[Dataset records on visual material]
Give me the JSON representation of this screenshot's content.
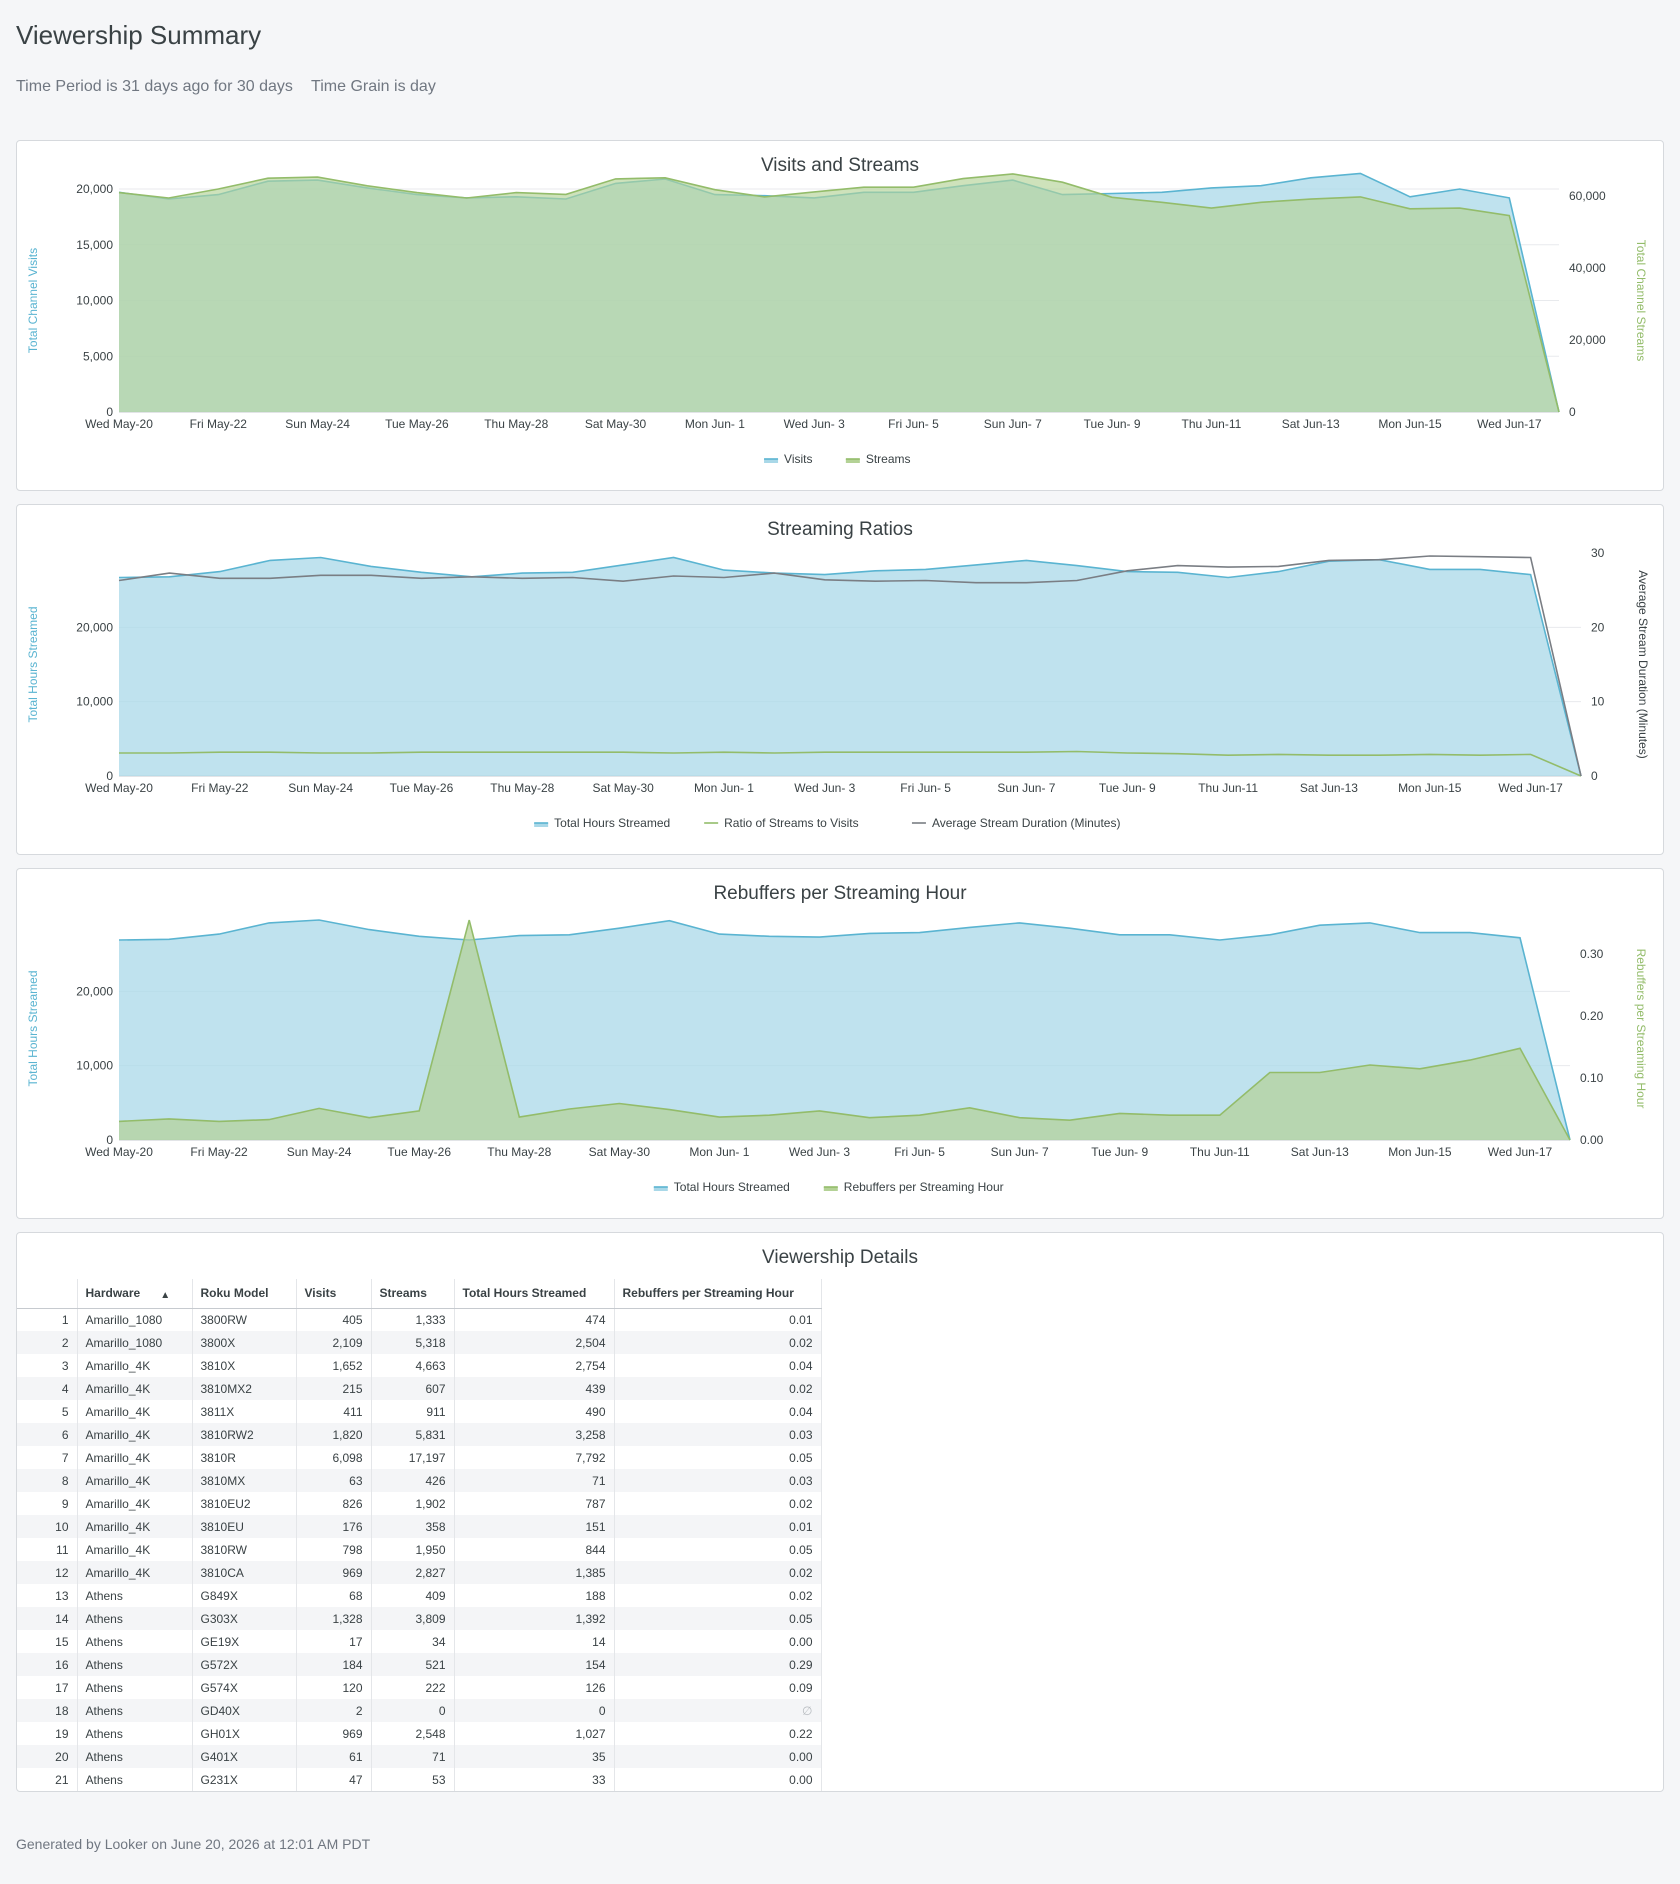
{
  "page": {
    "title": "Viewership Summary",
    "filters": [
      "Time Period is 31 days ago for 30 days",
      "Time Grain is day"
    ],
    "footer": "Generated by Looker on June 20, 2026 at 12:01 AM PDT"
  },
  "colors": {
    "blue": "#5ab4d1",
    "blue_fill": "#a9d8e8",
    "green": "#93bc6a",
    "green_fill": "#b4d296",
    "gray": "#7a7e84"
  },
  "chart_data": [
    {
      "type": "area",
      "title": "Visits and Streams",
      "x": [
        "Wed May-20",
        "Thu May-21",
        "Fri May-22",
        "Sat May-23",
        "Sun May-24",
        "Mon May-25",
        "Tue May-26",
        "Wed May-27",
        "Thu May-28",
        "Fri May-29",
        "Sat May-30",
        "Sun May-31",
        "Mon Jun- 1",
        "Tue Jun- 2",
        "Wed Jun- 3",
        "Thu Jun- 4",
        "Fri Jun- 5",
        "Sat Jun- 6",
        "Sun Jun- 7",
        "Mon Jun- 8",
        "Tue Jun- 9",
        "Wed Jun-10",
        "Thu Jun-11",
        "Fri Jun-12",
        "Sat Jun-13",
        "Sun Jun-14",
        "Mon Jun-15",
        "Tue Jun-16",
        "Wed Jun-17",
        "Thu Jun-18"
      ],
      "x_tick_labels": [
        "Wed May-20",
        "Fri May-22",
        "Sun May-24",
        "Tue May-26",
        "Thu May-28",
        "Sat May-30",
        "Mon Jun- 1",
        "Wed Jun- 3",
        "Fri Jun- 5",
        "Sun Jun- 7",
        "Tue Jun- 9",
        "Thu Jun-11",
        "Sat Jun-13",
        "Mon Jun-15",
        "Wed Jun-17"
      ],
      "ylabel": "Total Channel Visits",
      "ylabel2": "Total Channel Streams",
      "ylim": [
        0,
        20000
      ],
      "y_ticks": [
        0,
        5000,
        10000,
        15000,
        20000
      ],
      "y_tick_labels": [
        "0",
        "5,000",
        "10,000",
        "15,000",
        "20,000"
      ],
      "y2lim": [
        0,
        62000
      ],
      "y2_ticks": [
        0,
        20000,
        40000,
        60000
      ],
      "y2_tick_labels": [
        "0",
        "20,000",
        "40,000",
        "60,000"
      ],
      "legend": "bottom",
      "series": [
        {
          "name": "Visits",
          "axis": "left",
          "values": [
            19700,
            19100,
            19500,
            20700,
            20800,
            20100,
            19500,
            19200,
            19300,
            19100,
            20500,
            20900,
            19500,
            19400,
            19200,
            19700,
            19700,
            20300,
            20800,
            19500,
            19600,
            19700,
            20100,
            20300,
            21000,
            21400,
            19300,
            20000,
            19200,
            0
          ]
        },
        {
          "name": "Streams",
          "axis": "right",
          "values": [
            61000,
            59500,
            62000,
            65000,
            65300,
            62900,
            61000,
            59500,
            61000,
            60500,
            64800,
            65100,
            61800,
            59800,
            61200,
            62500,
            62500,
            64900,
            66200,
            63900,
            59700,
            58300,
            56700,
            58300,
            59200,
            59800,
            56500,
            56700,
            54600,
            0
          ]
        }
      ]
    },
    {
      "type": "area",
      "title": "Streaming Ratios",
      "x_tick_labels": [
        "Wed May-20",
        "Fri May-22",
        "Sun May-24",
        "Tue May-26",
        "Thu May-28",
        "Sat May-30",
        "Mon Jun- 1",
        "Wed Jun- 3",
        "Fri Jun- 5",
        "Sun Jun- 7",
        "Tue Jun- 9",
        "Thu Jun-11",
        "Sat Jun-13",
        "Mon Jun-15",
        "Wed Jun-17"
      ],
      "ylabel": "Total Hours Streamed",
      "ylabel2": "Average Stream Duration (Minutes)",
      "ylim": [
        0,
        30000
      ],
      "y_ticks": [
        0,
        10000,
        20000
      ],
      "y_tick_labels": [
        "0",
        "10,000",
        "20,000"
      ],
      "y2lim": [
        0,
        30
      ],
      "y2_ticks": [
        0,
        10,
        20,
        30
      ],
      "y2_tick_labels": [
        "0",
        "10",
        "20",
        "30"
      ],
      "legend": "bottom",
      "series": [
        {
          "name": "Total Hours Streamed",
          "axis": "left",
          "values": [
            26700,
            26800,
            27500,
            29000,
            29400,
            28200,
            27400,
            26800,
            27300,
            27400,
            28400,
            29400,
            27700,
            27300,
            27100,
            27600,
            27800,
            28400,
            29000,
            28300,
            27500,
            27400,
            26700,
            27500,
            28900,
            29100,
            27800,
            27800,
            27100,
            0
          ]
        },
        {
          "name": "Ratio of Streams to Visits",
          "axis": "right",
          "values": [
            3.1,
            3.1,
            3.2,
            3.2,
            3.1,
            3.1,
            3.2,
            3.2,
            3.2,
            3.2,
            3.2,
            3.1,
            3.2,
            3.1,
            3.2,
            3.2,
            3.2,
            3.2,
            3.2,
            3.3,
            3.1,
            3.0,
            2.8,
            2.9,
            2.8,
            2.8,
            2.9,
            2.8,
            2.9,
            0
          ]
        },
        {
          "name": "Average Stream Duration (Minutes)",
          "axis": "right",
          "values": [
            26.3,
            27.3,
            26.6,
            26.6,
            27.0,
            27.0,
            26.6,
            26.8,
            26.6,
            26.7,
            26.2,
            26.9,
            26.7,
            27.3,
            26.4,
            26.2,
            26.3,
            26.0,
            26.0,
            26.3,
            27.6,
            28.3,
            28.1,
            28.2,
            29.0,
            29.1,
            29.6,
            29.5,
            29.4,
            0
          ]
        }
      ]
    },
    {
      "type": "area",
      "title": "Rebuffers per Streaming Hour",
      "x_tick_labels": [
        "Wed May-20",
        "Fri May-22",
        "Sun May-24",
        "Tue May-26",
        "Thu May-28",
        "Sat May-30",
        "Mon Jun- 1",
        "Wed Jun- 3",
        "Fri Jun- 5",
        "Sun Jun- 7",
        "Tue Jun- 9",
        "Thu Jun-11",
        "Sat Jun-13",
        "Mon Jun-15",
        "Wed Jun-17"
      ],
      "ylabel": "Total Hours Streamed",
      "ylabel2": "Rebuffers per Streaming Hour",
      "ylim": [
        0,
        30000
      ],
      "y_ticks": [
        0,
        10000,
        20000
      ],
      "y_tick_labels": [
        "0",
        "10,000",
        "20,000"
      ],
      "y2lim": [
        0,
        0.36
      ],
      "y2_ticks": [
        0,
        0.1,
        0.2,
        0.3
      ],
      "y2_tick_labels": [
        "0.00",
        "0.10",
        "0.20",
        "0.30"
      ],
      "legend": "bottom",
      "series": [
        {
          "name": "Total Hours Streamed",
          "axis": "left",
          "values": [
            26900,
            27000,
            27700,
            29200,
            29600,
            28300,
            27400,
            26900,
            27500,
            27600,
            28500,
            29500,
            27700,
            27400,
            27300,
            27800,
            27900,
            28600,
            29200,
            28500,
            27600,
            27600,
            26900,
            27600,
            28900,
            29200,
            27900,
            27900,
            27200,
            0
          ]
        },
        {
          "name": "Rebuffers per Streaming Hour",
          "axis": "right",
          "values": [
            0.03,
            0.034,
            0.03,
            0.033,
            0.051,
            0.036,
            0.047,
            0.355,
            0.037,
            0.05,
            0.059,
            0.049,
            0.037,
            0.04,
            0.047,
            0.036,
            0.04,
            0.052,
            0.036,
            0.032,
            0.043,
            0.04,
            0.04,
            0.109,
            0.109,
            0.121,
            0.115,
            0.129,
            0.148,
            0
          ]
        }
      ]
    }
  ],
  "table": {
    "title": "Viewership Details",
    "columns": [
      "Hardware",
      "Roku Model",
      "Visits",
      "Streams",
      "Total Hours Streamed",
      "Rebuffers per Streaming Hour"
    ],
    "null_symbol": "∅",
    "rows": [
      [
        "1",
        "Amarillo_1080",
        "3800RW",
        "405",
        "1,333",
        "474",
        "0.01"
      ],
      [
        "2",
        "Amarillo_1080",
        "3800X",
        "2,109",
        "5,318",
        "2,504",
        "0.02"
      ],
      [
        "3",
        "Amarillo_4K",
        "3810X",
        "1,652",
        "4,663",
        "2,754",
        "0.04"
      ],
      [
        "4",
        "Amarillo_4K",
        "3810MX2",
        "215",
        "607",
        "439",
        "0.02"
      ],
      [
        "5",
        "Amarillo_4K",
        "3811X",
        "411",
        "911",
        "490",
        "0.04"
      ],
      [
        "6",
        "Amarillo_4K",
        "3810RW2",
        "1,820",
        "5,831",
        "3,258",
        "0.03"
      ],
      [
        "7",
        "Amarillo_4K",
        "3810R",
        "6,098",
        "17,197",
        "7,792",
        "0.05"
      ],
      [
        "8",
        "Amarillo_4K",
        "3810MX",
        "63",
        "426",
        "71",
        "0.03"
      ],
      [
        "9",
        "Amarillo_4K",
        "3810EU2",
        "826",
        "1,902",
        "787",
        "0.02"
      ],
      [
        "10",
        "Amarillo_4K",
        "3810EU",
        "176",
        "358",
        "151",
        "0.01"
      ],
      [
        "11",
        "Amarillo_4K",
        "3810RW",
        "798",
        "1,950",
        "844",
        "0.05"
      ],
      [
        "12",
        "Amarillo_4K",
        "3810CA",
        "969",
        "2,827",
        "1,385",
        "0.02"
      ],
      [
        "13",
        "Athens",
        "G849X",
        "68",
        "409",
        "188",
        "0.02"
      ],
      [
        "14",
        "Athens",
        "G303X",
        "1,328",
        "3,809",
        "1,392",
        "0.05"
      ],
      [
        "15",
        "Athens",
        "GE19X",
        "17",
        "34",
        "14",
        "0.00"
      ],
      [
        "16",
        "Athens",
        "G572X",
        "184",
        "521",
        "154",
        "0.29"
      ],
      [
        "17",
        "Athens",
        "G574X",
        "120",
        "222",
        "126",
        "0.09"
      ],
      [
        "18",
        "Athens",
        "GD40X",
        "2",
        "0",
        "0",
        ""
      ],
      [
        "19",
        "Athens",
        "GH01X",
        "969",
        "2,548",
        "1,027",
        "0.22"
      ],
      [
        "20",
        "Athens",
        "G401X",
        "61",
        "71",
        "35",
        "0.00"
      ],
      [
        "21",
        "Athens",
        "G231X",
        "47",
        "53",
        "33",
        "0.00"
      ]
    ]
  }
}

What the task requires
Extract all lines containing the word "Channel".

Finished answer
      "ylabel": "Total Channel Visits",
      "ylabel2": "Total Channel Streams",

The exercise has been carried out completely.